# The task
Look at the entries below and reproduce them exactly.

# Input material
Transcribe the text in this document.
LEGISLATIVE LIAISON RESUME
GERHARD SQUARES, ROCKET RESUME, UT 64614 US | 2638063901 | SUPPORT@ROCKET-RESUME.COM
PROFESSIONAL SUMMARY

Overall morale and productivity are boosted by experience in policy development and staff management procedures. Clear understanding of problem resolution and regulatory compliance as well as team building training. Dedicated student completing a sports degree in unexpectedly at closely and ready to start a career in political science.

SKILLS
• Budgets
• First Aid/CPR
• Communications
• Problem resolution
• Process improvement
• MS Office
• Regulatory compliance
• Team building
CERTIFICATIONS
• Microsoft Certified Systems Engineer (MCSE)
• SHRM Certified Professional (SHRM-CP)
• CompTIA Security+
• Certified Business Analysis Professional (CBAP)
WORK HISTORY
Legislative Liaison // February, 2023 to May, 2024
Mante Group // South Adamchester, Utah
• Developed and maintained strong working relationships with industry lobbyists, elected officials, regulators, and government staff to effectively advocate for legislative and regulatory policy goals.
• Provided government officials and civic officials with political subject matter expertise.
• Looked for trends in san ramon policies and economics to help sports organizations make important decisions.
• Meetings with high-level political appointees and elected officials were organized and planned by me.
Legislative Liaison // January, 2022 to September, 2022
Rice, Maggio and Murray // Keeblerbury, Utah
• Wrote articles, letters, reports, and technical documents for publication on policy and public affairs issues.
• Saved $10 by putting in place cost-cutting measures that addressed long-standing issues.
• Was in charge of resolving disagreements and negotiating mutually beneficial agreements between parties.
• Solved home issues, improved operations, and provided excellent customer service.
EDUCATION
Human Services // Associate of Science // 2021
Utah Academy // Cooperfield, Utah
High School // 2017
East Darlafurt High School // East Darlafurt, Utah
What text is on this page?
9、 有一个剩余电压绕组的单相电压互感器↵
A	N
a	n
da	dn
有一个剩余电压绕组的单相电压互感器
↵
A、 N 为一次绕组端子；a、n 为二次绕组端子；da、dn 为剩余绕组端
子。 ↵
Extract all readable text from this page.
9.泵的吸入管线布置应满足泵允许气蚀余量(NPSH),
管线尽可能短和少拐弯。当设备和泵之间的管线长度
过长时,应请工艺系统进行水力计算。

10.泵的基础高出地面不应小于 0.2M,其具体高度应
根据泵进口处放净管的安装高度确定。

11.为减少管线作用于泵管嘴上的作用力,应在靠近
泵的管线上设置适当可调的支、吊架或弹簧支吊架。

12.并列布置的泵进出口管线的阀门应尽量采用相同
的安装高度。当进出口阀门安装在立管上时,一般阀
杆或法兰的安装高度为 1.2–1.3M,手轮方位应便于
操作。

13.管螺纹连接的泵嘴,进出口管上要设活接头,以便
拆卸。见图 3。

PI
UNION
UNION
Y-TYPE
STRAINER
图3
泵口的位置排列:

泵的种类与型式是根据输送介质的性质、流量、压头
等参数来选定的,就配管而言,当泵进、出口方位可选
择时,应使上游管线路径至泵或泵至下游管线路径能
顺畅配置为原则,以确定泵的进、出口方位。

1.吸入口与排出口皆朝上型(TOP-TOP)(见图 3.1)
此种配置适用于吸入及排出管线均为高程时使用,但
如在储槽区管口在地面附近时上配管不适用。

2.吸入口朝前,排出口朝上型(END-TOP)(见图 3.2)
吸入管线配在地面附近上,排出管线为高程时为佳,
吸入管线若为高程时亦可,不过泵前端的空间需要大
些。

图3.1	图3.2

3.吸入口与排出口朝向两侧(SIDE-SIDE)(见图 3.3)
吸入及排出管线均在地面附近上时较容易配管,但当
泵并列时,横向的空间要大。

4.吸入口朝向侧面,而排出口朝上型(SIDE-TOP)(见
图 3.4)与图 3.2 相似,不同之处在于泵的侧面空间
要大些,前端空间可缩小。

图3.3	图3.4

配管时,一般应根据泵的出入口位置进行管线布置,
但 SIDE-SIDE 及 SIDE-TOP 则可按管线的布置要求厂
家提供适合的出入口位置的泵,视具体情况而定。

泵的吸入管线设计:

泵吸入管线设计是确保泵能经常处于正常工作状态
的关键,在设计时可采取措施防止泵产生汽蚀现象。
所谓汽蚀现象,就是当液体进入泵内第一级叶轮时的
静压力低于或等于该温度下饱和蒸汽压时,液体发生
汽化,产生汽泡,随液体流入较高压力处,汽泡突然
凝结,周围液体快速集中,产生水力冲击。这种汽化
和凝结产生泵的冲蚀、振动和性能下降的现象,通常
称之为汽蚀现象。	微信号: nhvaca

# Task result
Transcribe the text in this document.
LEGISLATIVE LIAISON RESUME
GERHARD SQUARES, ROCKET RESUME, UT 64614 US | 2638063901 | SUPPORT@ROCKET-RESUME.COM
PROFESSIONAL SUMMARY

Overall morale and productivity are boosted by experience in policy development and staff management procedures. Clear understanding of problem resolution and regulatory compliance as well as team building training. Dedicated student completing a sports degree in unexpectedly at closely and ready to start a career in political science.

SKILLS
• Budgets
• First Aid/CPR
• Communications
• Problem resolution
• Process improvement
• MS Office
• Regulatory compliance
• Team building
CERTIFICATIONS
• Microsoft Certified Systems Engineer (MCSE)
• SHRM Certified Professional (SHRM-CP)
• CompTIA Security+
• Certified Business Analysis Professional (CBAP)
WORK HISTORY
Legislative Liaison // February, 2023 to May, 2024
Mante Group // South Adamchester, Utah
• Developed and maintained strong working relationships with industry lobbyists, elected officials, regulators, and government staff to effectively advocate for legislative and regulatory policy goals.
• Provided government officials and civic officials with political subject matter expertise.
• Looked for trends in san ramon policies and economics to help sports organizations make important decisions.
• Meetings with high-level political appointees and elected officials were organized and planned by me.
Legislative Liaison // January, 2022 to September, 2022
Rice, Maggio and Murray // Keeblerbury, Utah
• Wrote articles, letters, reports, and technical documents for publication on policy and public affairs issues.
• Saved $10 by putting in place cost-cutting measures that addressed long-standing issues.
• Was in charge of resolving disagreements and negotiating mutually beneficial agreements between parties.
• Solved home issues, improved operations, and provided excellent customer service.
EDUCATION
Human Services // Associate of Science // 2021
Utah Academy // Cooperfield, Utah
High School // 2017
East Darlafurt High School // East Darlafurt, Utah
What text is on this page?
9、 有一个剩余电压绕组的单相电压互感器↵
A	N
a	n
da	dn
有一个剩余电压绕组的单相电压互感器
↵
A、 N 为一次绕组端子；a、n 为二次绕组端子；da、dn 为剩余绕组端
子。 ↵
Extract all readable text from this page.
9.泵的吸入管线布置应满足泵允许气蚀余量(NPSH),
管线尽可能短和少拐弯。当设备和泵之间的管线长度
过长时,应请工艺系统进行水力计算。

10.泵的基础高出地面不应小于 0.2M,其具体高度应
根据泵进口处放净管的安装高度确定。

11.为减少管线作用于泵管嘴上的作用力,应在靠近
泵的管线上设置适当可调的支、吊架或弹簧支吊架。

12.并列布置的泵进出口管线的阀门应尽量采用相同
的安装高度。当进出口阀门安装在立管上时,一般阀
杆或法兰的安装高度为 1.2–1.3M,手轮方位应便于
操作。

13.管螺纹连接的泵嘴,进出口管上要设活接头,以便
拆卸。见图 3。

PI
UNION
UNION
Y-TYPE
STRAINER
图3
泵口的位置排列:

泵的种类与型式是根据输送介质的性质、流量、压头
等参数来选定的,就配管而言,当泵进、出口方位可选
择时,应使上游管线路径至泵或泵至下游管线路径能
顺畅配置为原则,以确定泵的进、出口方位。

1.吸入口与排出口皆朝上型(TOP-TOP)(见图 3.1)
此种配置适用于吸入及排出管线均为高程时使用,但
如在储槽区管口在地面附近时上配管不适用。

2.吸入口朝前,排出口朝上型(END-TOP)(见图 3.2)
吸入管线配在地面附近上,排出管线为高程时为佳,
吸入管线若为高程时亦可,不过泵前端的空间需要大
些。

图3.1	图3.2

3.吸入口与排出口朝向两侧(SIDE-SIDE)(见图 3.3)
吸入及排出管线均在地面附近上时较容易配管,但当
泵并列时,横向的空间要大。

4.吸入口朝向侧面,而排出口朝上型(SIDE-TOP)(见
图 3.4)与图 3.2 相似,不同之处在于泵的侧面空间
要大些,前端空间可缩小。

图3.3	图3.4

配管时,一般应根据泵的出入口位置进行管线布置,
但 SIDE-SIDE 及 SIDE-TOP 则可按管线的布置要求厂
家提供适合的出入口位置的泵,视具体情况而定。

泵的吸入管线设计:

泵吸入管线设计是确保泵能经常处于正常工作状态
的关键,在设计时可采取措施防止泵产生汽蚀现象。
所谓汽蚀现象,就是当液体进入泵内第一级叶轮时的
静压力低于或等于该温度下饱和蒸汽压时,液体发生
汽化,产生汽泡,随液体流入较高压力处,汽泡突然
凝结,周围液体快速集中,产生水力冲击。这种汽化
和凝结产生泵的冲蚀、振动和性能下降的现象,通常
称之为汽蚀现象。	微信号: nhvaca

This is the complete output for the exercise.